(Raw records)

============================================================

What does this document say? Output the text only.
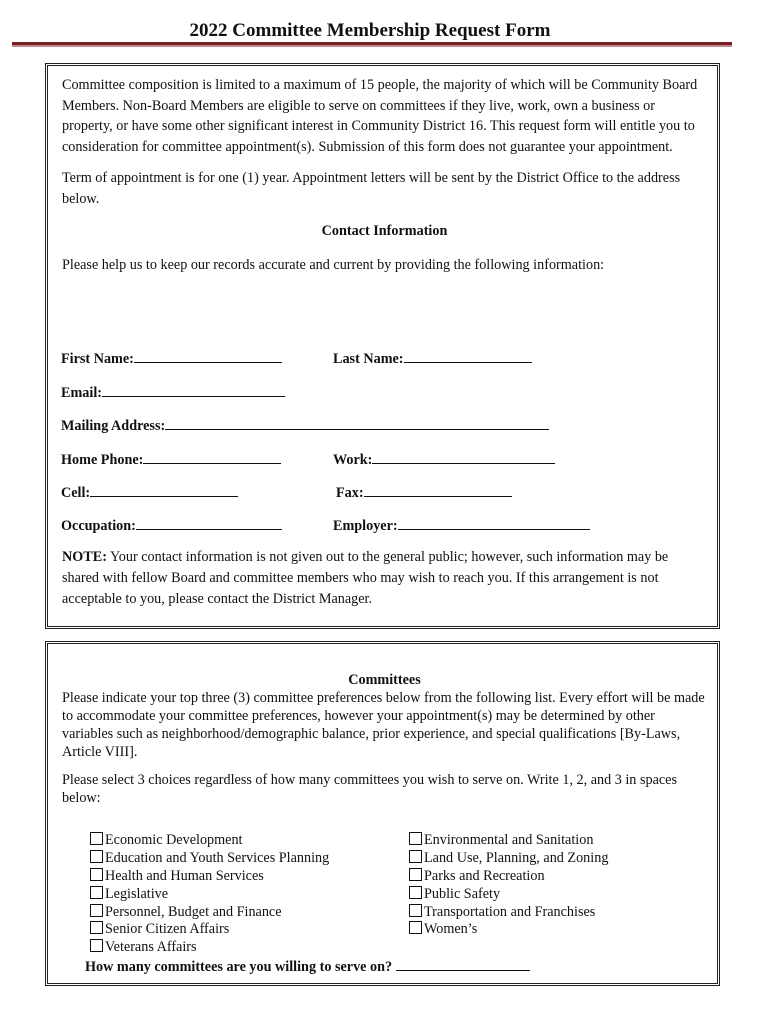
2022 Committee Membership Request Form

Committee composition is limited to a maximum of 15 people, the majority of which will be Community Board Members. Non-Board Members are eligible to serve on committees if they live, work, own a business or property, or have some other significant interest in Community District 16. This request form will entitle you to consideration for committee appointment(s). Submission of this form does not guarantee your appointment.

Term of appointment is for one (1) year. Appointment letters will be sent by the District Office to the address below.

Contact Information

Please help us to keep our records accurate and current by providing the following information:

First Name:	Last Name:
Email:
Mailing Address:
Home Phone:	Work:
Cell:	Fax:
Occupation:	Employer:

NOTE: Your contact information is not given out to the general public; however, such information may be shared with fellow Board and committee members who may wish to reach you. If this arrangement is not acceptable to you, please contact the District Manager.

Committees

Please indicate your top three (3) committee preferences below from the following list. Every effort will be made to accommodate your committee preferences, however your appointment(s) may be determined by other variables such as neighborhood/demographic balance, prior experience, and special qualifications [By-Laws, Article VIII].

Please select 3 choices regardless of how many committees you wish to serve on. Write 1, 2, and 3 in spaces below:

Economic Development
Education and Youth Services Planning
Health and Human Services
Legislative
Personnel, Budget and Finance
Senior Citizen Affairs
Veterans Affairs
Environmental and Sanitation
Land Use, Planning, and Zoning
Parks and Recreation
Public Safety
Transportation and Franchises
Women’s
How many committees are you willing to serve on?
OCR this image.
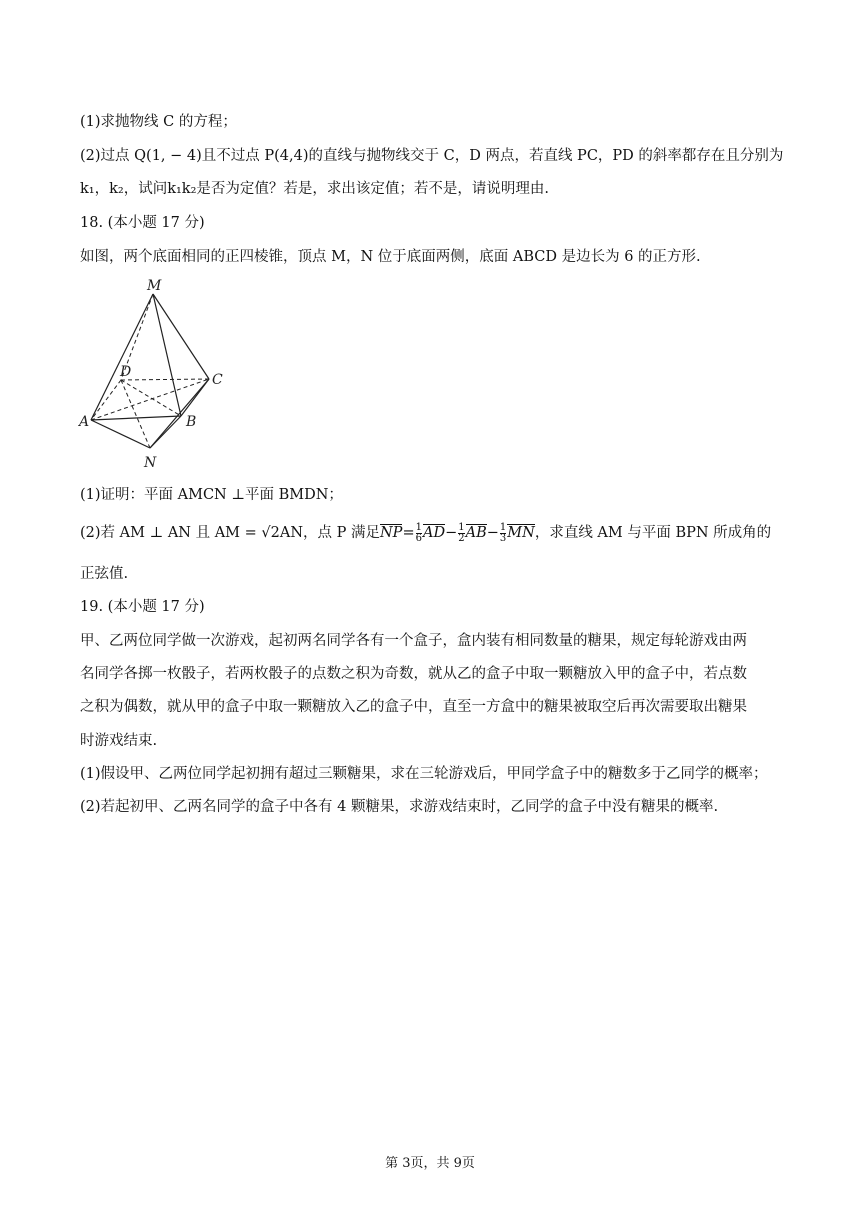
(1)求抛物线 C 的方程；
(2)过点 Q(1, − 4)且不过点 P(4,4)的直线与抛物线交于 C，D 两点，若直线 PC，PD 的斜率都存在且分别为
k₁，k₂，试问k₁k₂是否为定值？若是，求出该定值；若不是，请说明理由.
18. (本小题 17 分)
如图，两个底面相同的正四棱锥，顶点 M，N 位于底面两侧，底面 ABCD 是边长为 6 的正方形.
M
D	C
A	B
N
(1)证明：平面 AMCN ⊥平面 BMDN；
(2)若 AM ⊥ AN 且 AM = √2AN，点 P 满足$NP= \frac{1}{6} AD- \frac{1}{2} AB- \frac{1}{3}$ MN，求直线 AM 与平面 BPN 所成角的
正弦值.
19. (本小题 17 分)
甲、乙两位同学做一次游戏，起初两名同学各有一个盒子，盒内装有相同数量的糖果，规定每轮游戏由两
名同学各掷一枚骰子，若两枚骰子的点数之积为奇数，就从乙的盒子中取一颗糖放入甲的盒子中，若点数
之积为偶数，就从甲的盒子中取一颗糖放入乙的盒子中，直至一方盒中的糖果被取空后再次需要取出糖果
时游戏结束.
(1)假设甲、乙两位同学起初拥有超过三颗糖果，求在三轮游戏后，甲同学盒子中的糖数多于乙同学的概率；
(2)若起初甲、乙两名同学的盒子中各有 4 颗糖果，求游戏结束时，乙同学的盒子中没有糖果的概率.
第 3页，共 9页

============================================================

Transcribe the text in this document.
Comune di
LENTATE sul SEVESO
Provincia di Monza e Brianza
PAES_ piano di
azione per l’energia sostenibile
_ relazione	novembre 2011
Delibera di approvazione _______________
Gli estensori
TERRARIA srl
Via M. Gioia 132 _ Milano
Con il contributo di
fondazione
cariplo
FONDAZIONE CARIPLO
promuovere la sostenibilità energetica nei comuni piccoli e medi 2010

============================================================

**Aim**. Pull out every line containing "following".

**Written solution**.
Please help us to keep our records accurate and current by providing the following information:
Please indicate your top three (3) committee preferences below from the following list. Every effort will be made to accommodate your committee preferences, however your appointment(s) may be determined by other variables such as neighborhood/demographic balance, prior experience, and special qualifications [By-Laws, Article VIII].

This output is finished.